• **Aim of the exercise**: Will you print the material below without altering a single character?

• **Provided information**:
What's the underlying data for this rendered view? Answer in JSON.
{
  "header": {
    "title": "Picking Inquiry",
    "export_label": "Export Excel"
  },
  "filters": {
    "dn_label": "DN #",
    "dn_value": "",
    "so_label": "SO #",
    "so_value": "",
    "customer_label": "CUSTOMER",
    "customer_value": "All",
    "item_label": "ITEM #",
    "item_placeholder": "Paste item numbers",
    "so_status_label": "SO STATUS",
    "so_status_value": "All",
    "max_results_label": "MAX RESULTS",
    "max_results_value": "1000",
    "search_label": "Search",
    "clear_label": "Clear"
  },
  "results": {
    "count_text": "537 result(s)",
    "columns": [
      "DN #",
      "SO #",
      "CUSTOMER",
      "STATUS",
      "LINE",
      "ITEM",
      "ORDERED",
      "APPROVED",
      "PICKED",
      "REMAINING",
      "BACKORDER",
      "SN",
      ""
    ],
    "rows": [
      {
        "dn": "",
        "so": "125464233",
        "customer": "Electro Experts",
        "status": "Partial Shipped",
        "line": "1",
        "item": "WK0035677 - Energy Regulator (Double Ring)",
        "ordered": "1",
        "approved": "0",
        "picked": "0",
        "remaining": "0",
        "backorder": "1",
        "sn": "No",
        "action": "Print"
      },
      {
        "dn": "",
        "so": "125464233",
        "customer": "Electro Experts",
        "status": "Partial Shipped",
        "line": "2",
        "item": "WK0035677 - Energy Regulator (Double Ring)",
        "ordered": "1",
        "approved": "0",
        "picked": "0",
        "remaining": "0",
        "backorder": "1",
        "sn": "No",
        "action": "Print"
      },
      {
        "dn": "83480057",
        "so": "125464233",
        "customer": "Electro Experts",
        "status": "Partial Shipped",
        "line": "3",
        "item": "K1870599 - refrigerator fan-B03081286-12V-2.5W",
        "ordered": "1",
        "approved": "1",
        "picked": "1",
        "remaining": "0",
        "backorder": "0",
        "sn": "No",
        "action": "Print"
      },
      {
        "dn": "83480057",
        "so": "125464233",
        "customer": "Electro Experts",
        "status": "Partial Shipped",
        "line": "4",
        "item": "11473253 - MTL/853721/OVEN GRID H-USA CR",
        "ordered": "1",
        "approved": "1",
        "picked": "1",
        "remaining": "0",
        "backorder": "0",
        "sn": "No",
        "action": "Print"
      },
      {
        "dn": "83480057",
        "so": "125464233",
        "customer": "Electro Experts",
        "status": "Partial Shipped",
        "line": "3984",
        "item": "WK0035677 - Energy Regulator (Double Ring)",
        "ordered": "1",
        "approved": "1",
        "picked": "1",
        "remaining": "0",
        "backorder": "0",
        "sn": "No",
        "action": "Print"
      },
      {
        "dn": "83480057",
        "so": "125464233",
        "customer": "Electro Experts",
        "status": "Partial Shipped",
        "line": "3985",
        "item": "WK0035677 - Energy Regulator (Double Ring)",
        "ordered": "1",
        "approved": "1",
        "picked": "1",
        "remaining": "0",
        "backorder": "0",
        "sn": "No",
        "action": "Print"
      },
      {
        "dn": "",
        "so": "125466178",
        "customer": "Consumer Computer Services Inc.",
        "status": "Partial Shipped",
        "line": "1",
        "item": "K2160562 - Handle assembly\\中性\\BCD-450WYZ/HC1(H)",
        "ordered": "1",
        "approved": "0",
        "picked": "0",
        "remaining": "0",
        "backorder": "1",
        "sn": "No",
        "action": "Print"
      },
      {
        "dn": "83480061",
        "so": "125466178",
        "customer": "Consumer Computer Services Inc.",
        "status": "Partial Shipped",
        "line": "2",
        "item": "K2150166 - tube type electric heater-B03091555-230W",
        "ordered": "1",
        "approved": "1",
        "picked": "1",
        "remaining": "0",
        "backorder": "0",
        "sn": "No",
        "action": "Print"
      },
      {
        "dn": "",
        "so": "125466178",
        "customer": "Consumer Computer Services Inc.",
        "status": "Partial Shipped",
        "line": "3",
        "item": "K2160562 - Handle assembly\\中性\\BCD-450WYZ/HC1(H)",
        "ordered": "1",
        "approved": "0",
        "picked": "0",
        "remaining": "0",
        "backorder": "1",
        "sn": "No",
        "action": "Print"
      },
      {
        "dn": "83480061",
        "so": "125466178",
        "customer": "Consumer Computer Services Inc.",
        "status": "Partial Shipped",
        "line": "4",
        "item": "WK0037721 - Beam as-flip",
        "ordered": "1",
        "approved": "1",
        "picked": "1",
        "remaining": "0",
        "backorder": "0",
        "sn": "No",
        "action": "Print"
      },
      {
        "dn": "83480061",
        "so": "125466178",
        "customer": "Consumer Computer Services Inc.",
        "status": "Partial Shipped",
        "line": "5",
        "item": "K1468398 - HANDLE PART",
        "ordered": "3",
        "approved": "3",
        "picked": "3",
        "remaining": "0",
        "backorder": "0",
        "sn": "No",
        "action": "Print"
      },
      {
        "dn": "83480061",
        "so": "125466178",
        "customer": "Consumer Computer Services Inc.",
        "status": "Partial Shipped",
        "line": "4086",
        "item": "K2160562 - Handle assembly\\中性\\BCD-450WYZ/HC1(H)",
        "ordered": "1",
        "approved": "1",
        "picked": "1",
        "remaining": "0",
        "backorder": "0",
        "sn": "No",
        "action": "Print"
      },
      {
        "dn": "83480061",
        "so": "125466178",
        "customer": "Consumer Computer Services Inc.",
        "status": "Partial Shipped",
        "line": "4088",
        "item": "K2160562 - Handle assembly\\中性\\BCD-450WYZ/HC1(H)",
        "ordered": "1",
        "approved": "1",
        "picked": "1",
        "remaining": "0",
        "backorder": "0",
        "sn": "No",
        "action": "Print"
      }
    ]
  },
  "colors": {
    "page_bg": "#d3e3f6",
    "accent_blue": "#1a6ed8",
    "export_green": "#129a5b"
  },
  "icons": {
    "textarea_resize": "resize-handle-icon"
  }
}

• **Written answer**:
What's the underlying data for this rendered view? Answer in JSON.
{
  "header": {
    "title": "Picking Inquiry",
    "export_label": "Export Excel"
  },
  "filters": {
    "dn_label": "DN #",
    "dn_value": "",
    "so_label": "SO #",
    "so_value": "",
    "customer_label": "CUSTOMER",
    "customer_value": "All",
    "item_label": "ITEM #",
    "item_placeholder": "Paste item numbers",
    "so_status_label": "SO STATUS",
    "so_status_value": "All",
    "max_results_label": "MAX RESULTS",
    "max_results_value": "1000",
    "search_label": "Search",
    "clear_label": "Clear"
  },
  "results": {
    "count_text": "537 result(s)",
    "columns": [
      "DN #",
      "SO #",
      "CUSTOMER",
      "STATUS",
      "LINE",
      "ITEM",
      "ORDERED",
      "APPROVED",
      "PICKED",
      "REMAINING",
      "BACKORDER",
      "SN",
      ""
    ],
    "rows": [
      {
        "dn": "",
        "so": "125464233",
        "customer": "Electro Experts",
        "status": "Partial Shipped",
        "line": "1",
        "item": "WK0035677 - Energy Regulator (Double Ring)",
        "ordered": "1",
        "approved": "0",
        "picked": "0",
        "remaining": "0",
        "backorder": "1",
        "sn": "No",
        "action": "Print"
      },
      {
        "dn": "",
        "so": "125464233",
        "customer": "Electro Experts",
        "status": "Partial Shipped",
        "line": "2",
        "item": "WK0035677 - Energy Regulator (Double Ring)",
        "ordered": "1",
        "approved": "0",
        "picked": "0",
        "remaining": "0",
        "backorder": "1",
        "sn": "No",
        "action": "Print"
      },
      {
        "dn": "83480057",
        "so": "125464233",
        "customer": "Electro Experts",
        "status": "Partial Shipped",
        "line": "3",
        "item": "K1870599 - refrigerator fan-B03081286-12V-2.5W",
        "ordered": "1",
        "approved": "1",
        "picked": "1",
        "remaining": "0",
        "backorder": "0",
        "sn": "No",
        "action": "Print"
      },
      {
        "dn": "83480057",
        "so": "125464233",
        "customer": "Electro Experts",
        "status": "Partial Shipped",
        "line": "4",
        "item": "11473253 - MTL/853721/OVEN GRID H-USA CR",
        "ordered": "1",
        "approved": "1",
        "picked": "1",
        "remaining": "0",
        "backorder": "0",
        "sn": "No",
        "action": "Print"
      },
      {
        "dn": "83480057",
        "so": "125464233",
        "customer": "Electro Experts",
        "status": "Partial Shipped",
        "line": "3984",
        "item": "WK0035677 - Energy Regulator (Double Ring)",
        "ordered": "1",
        "approved": "1",
        "picked": "1",
        "remaining": "0",
        "backorder": "0",
        "sn": "No",
        "action": "Print"
      },
      {
        "dn": "83480057",
        "so": "125464233",
        "customer": "Electro Experts",
        "status": "Partial Shipped",
        "line": "3985",
        "item": "WK0035677 - Energy Regulator (Double Ring)",
        "ordered": "1",
        "approved": "1",
        "picked": "1",
        "remaining": "0",
        "backorder": "0",
        "sn": "No",
        "action": "Print"
      },
      {
        "dn": "",
        "so": "125466178",
        "customer": "Consumer Computer Services Inc.",
        "status": "Partial Shipped",
        "line": "1",
        "item": "K2160562 - Handle assembly\\中性\\BCD-450WYZ/HC1(H)",
        "ordered": "1",
        "approved": "0",
        "picked": "0",
        "remaining": "0",
        "backorder": "1",
        "sn": "No",
        "action": "Print"
      },
      {
        "dn": "83480061",
        "so": "125466178",
        "customer": "Consumer Computer Services Inc.",
        "status": "Partial Shipped",
        "line": "2",
        "item": "K2150166 - tube type electric heater-B03091555-230W",
        "ordered": "1",
        "approved": "1",
        "picked": "1",
        "remaining": "0",
        "backorder": "0",
        "sn": "No",
        "action": "Print"
      },
      {
        "dn": "",
        "so": "125466178",
        "customer": "Consumer Computer Services Inc.",
        "status": "Partial Shipped",
        "line": "3",
        "item": "K2160562 - Handle assembly\\中性\\BCD-450WYZ/HC1(H)",
        "ordered": "1",
        "approved": "0",
        "picked": "0",
        "remaining": "0",
        "backorder": "1",
        "sn": "No",
        "action": "Print"
      },
      {
        "dn": "83480061",
        "so": "125466178",
        "customer": "Consumer Computer Services Inc.",
        "status": "Partial Shipped",
        "line": "4",
        "item": "WK0037721 - Beam as-flip",
        "ordered": "1",
        "approved": "1",
        "picked": "1",
        "remaining": "0",
        "backorder": "0",
        "sn": "No",
        "action": "Print"
      },
      {
        "dn": "83480061",
        "so": "125466178",
        "customer": "Consumer Computer Services Inc.",
        "status": "Partial Shipped",
        "line": "5",
        "item": "K1468398 - HANDLE PART",
        "ordered": "3",
        "approved": "3",
        "picked": "3",
        "remaining": "0",
        "backorder": "0",
        "sn": "No",
        "action": "Print"
      },
      {
        "dn": "83480061",
        "so": "125466178",
        "customer": "Consumer Computer Services Inc.",
        "status": "Partial Shipped",
        "line": "4086",
        "item": "K2160562 - Handle assembly\\中性\\BCD-450WYZ/HC1(H)",
        "ordered": "1",
        "approved": "1",
        "picked": "1",
        "remaining": "0",
        "backorder": "0",
        "sn": "No",
        "action": "Print"
      },
      {
        "dn": "83480061",
        "so": "125466178",
        "customer": "Consumer Computer Services Inc.",
        "status": "Partial Shipped",
        "line": "4088",
        "item": "K2160562 - Handle assembly\\中性\\BCD-450WYZ/HC1(H)",
        "ordered": "1",
        "approved": "1",
        "picked": "1",
        "remaining": "0",
        "backorder": "0",
        "sn": "No",
        "action": "Print"
      }
    ]
  },
  "colors": {
    "page_bg": "#d3e3f6",
    "accent_blue": "#1a6ed8",
    "export_green": "#129a5b"
  },
  "icons": {
    "textarea_resize": "resize-handle-icon"
  }
}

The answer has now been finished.